EXTRACTED RECORDS:
• • •

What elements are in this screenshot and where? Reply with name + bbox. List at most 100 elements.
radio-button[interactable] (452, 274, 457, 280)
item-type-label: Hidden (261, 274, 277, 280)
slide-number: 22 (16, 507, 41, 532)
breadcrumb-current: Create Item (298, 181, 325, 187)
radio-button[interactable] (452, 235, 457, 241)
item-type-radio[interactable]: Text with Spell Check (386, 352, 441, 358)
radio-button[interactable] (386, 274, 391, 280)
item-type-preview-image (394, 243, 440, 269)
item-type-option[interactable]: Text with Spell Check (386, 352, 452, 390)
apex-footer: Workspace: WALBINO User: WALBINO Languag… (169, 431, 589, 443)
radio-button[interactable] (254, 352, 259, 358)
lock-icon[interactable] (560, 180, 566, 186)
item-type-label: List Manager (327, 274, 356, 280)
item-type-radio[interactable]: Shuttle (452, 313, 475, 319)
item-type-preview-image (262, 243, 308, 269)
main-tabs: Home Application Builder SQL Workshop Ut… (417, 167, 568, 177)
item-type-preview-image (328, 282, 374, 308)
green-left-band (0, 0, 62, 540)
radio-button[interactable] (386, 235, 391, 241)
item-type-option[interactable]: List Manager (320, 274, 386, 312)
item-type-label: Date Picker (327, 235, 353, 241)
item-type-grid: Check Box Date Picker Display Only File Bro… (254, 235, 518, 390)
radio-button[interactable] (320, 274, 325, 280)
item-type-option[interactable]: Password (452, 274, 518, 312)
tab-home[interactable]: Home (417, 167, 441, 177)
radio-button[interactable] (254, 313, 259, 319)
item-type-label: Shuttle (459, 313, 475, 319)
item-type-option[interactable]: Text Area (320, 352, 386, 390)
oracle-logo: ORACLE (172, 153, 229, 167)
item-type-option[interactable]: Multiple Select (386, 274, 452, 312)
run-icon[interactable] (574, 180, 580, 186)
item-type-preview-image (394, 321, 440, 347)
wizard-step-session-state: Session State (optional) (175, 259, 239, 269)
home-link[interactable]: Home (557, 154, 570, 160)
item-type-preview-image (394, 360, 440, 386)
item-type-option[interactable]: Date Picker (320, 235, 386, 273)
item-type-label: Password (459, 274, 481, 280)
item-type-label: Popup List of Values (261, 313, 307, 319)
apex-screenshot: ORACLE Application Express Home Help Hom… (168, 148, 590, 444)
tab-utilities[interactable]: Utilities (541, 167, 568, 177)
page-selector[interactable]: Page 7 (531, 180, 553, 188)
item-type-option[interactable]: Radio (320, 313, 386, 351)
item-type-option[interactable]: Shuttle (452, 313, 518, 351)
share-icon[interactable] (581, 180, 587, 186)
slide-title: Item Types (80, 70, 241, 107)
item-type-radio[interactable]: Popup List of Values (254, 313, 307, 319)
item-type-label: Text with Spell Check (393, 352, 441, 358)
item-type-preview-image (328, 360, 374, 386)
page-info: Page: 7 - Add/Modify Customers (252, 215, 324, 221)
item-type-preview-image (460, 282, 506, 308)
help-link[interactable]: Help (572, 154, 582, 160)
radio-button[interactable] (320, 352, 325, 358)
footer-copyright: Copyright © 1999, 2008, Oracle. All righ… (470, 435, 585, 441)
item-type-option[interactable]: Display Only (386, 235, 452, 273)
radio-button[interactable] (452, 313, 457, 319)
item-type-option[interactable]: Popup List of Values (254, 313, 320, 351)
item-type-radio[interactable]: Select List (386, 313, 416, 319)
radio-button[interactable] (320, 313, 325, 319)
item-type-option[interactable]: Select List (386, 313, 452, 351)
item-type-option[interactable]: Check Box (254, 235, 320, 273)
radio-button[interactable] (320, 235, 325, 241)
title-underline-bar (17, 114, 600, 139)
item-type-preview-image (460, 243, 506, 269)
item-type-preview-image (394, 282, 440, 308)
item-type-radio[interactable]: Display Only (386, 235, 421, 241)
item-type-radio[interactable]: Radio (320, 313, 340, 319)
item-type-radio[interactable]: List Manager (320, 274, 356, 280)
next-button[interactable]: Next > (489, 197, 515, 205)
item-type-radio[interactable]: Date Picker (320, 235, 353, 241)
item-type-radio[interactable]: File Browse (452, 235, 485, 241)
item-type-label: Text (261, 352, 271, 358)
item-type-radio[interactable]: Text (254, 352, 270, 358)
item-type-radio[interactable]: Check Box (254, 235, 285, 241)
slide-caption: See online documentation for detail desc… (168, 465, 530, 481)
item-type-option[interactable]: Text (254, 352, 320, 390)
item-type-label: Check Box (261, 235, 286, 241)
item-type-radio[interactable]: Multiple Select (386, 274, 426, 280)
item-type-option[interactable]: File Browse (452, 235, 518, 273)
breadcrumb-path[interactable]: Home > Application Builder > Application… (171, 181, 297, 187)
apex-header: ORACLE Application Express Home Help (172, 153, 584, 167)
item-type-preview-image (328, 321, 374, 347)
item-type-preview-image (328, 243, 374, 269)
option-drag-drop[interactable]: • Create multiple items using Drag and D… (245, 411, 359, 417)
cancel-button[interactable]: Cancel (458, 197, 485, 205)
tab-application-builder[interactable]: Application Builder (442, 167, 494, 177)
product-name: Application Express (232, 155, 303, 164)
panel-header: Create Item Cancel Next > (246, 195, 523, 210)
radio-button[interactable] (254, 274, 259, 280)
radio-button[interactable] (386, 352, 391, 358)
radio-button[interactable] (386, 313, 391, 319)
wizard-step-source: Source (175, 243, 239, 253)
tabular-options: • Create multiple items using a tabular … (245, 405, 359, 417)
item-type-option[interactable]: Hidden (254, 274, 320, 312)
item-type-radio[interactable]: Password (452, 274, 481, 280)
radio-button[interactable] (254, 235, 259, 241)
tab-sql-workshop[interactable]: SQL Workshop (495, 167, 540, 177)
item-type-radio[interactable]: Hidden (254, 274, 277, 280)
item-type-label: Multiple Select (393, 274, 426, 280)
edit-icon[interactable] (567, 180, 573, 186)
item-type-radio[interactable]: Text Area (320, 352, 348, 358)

• • •

STATED TASK:
Quote every line of the items above, starting with the first and ending with the line containing "oracle-logo: ORACLE (172, 153, 229, 167)". Include both of those lines.

EXERCISE SOLUTION:
What elements are in this screenshot and where? Reply with name + bbox. List at most 100 elements.
radio-button[interactable] (452, 274, 457, 280)
item-type-label: Hidden (261, 274, 277, 280)
slide-number: 22 (16, 507, 41, 532)
breadcrumb-current: Create Item (298, 181, 325, 187)
radio-button[interactable] (452, 235, 457, 241)
item-type-radio[interactable]: Text with Spell Check (386, 352, 441, 358)
radio-button[interactable] (386, 274, 391, 280)
item-type-preview-image (394, 243, 440, 269)
item-type-option[interactable]: Text with Spell Check (386, 352, 452, 390)
apex-footer: Workspace: WALBINO User: WALBINO Languag… (169, 431, 589, 443)
radio-button[interactable] (254, 352, 259, 358)
lock-icon[interactable] (560, 180, 566, 186)
item-type-label: List Manager (327, 274, 356, 280)
item-type-radio[interactable]: Shuttle (452, 313, 475, 319)
item-type-preview-image (262, 243, 308, 269)
main-tabs: Home Application Builder SQL Workshop Ut… (417, 167, 568, 177)
item-type-preview-image (328, 282, 374, 308)
green-left-band (0, 0, 62, 540)
radio-button[interactable] (386, 235, 391, 241)
item-type-option[interactable]: List Manager (320, 274, 386, 312)
item-type-label: Date Picker (327, 235, 353, 241)
item-type-grid: Check Box Date Picker Display Only File Bro… (254, 235, 518, 390)
radio-button[interactable] (320, 274, 325, 280)
item-type-option[interactable]: Password (452, 274, 518, 312)
tab-home[interactable]: Home (417, 167, 441, 177)
radio-button[interactable] (254, 313, 259, 319)
item-type-label: Shuttle (459, 313, 475, 319)
item-type-option[interactable]: Text Area (320, 352, 386, 390)
oracle-logo: ORACLE (172, 153, 229, 167)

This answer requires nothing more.